**Data rows:**
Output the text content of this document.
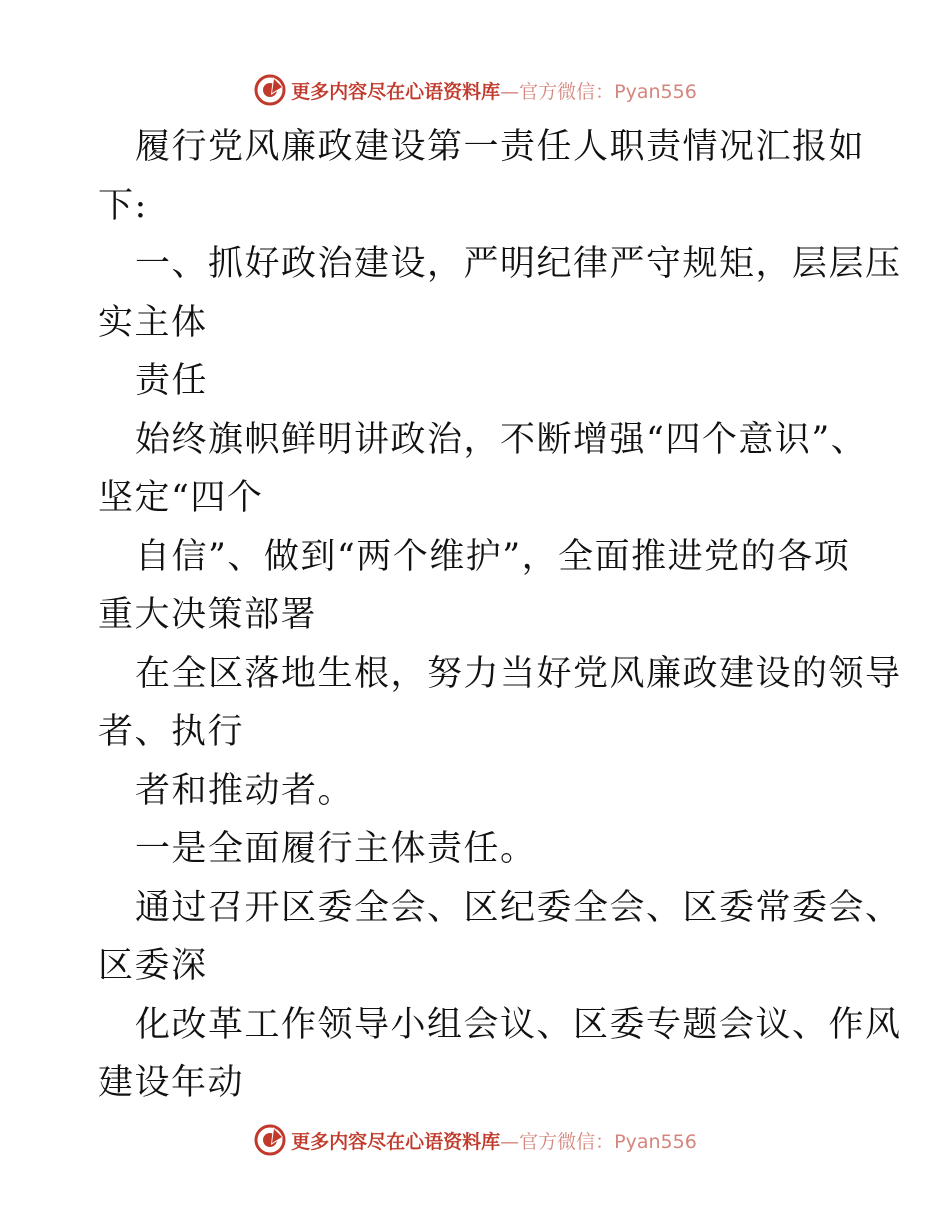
更多内容尽在心语资料库—官方微信：Pyan556
履行党风廉政建设第一责任人职责情况汇报如
下:
一、抓好政治建设，严明纪律严守规矩，层层压
实主体
责任
始终旗帜鲜明讲政治，不断增强“四个意识”、
坚定“四个
自信”、做到“两个维护”，全面推进党的各项
重大决策部署
在全区落地生根，努力当好党风廉政建设的领导
者、执行
者和推动者。
一是全面履行主体责任。
通过召开区委全会、区纪委全会、区委常委会、
区委深
化改革工作领导小组会议、区委专题会议、作风
建设年动
更多内容尽在心语资料库—官方微信：Pyan556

**Problem:** Make an exact copy of the records shown above, without the pictures.

**Solution:**
Output the text content of this document.
更多内容尽在心语资料库—官方微信：Pyan556
履行党风廉政建设第一责任人职责情况汇报如
下:
一、抓好政治建设，严明纪律严守规矩，层层压
实主体
责任
始终旗帜鲜明讲政治，不断增强“四个意识”、
坚定“四个
自信”、做到“两个维护”，全面推进党的各项
重大决策部署
在全区落地生根，努力当好党风廉政建设的领导
者、执行
者和推动者。
一是全面履行主体责任。
通过召开区委全会、区纪委全会、区委常委会、
区委深
化改革工作领导小组会议、区委专题会议、作风
建设年动
更多内容尽在心语资料库—官方微信：Pyan556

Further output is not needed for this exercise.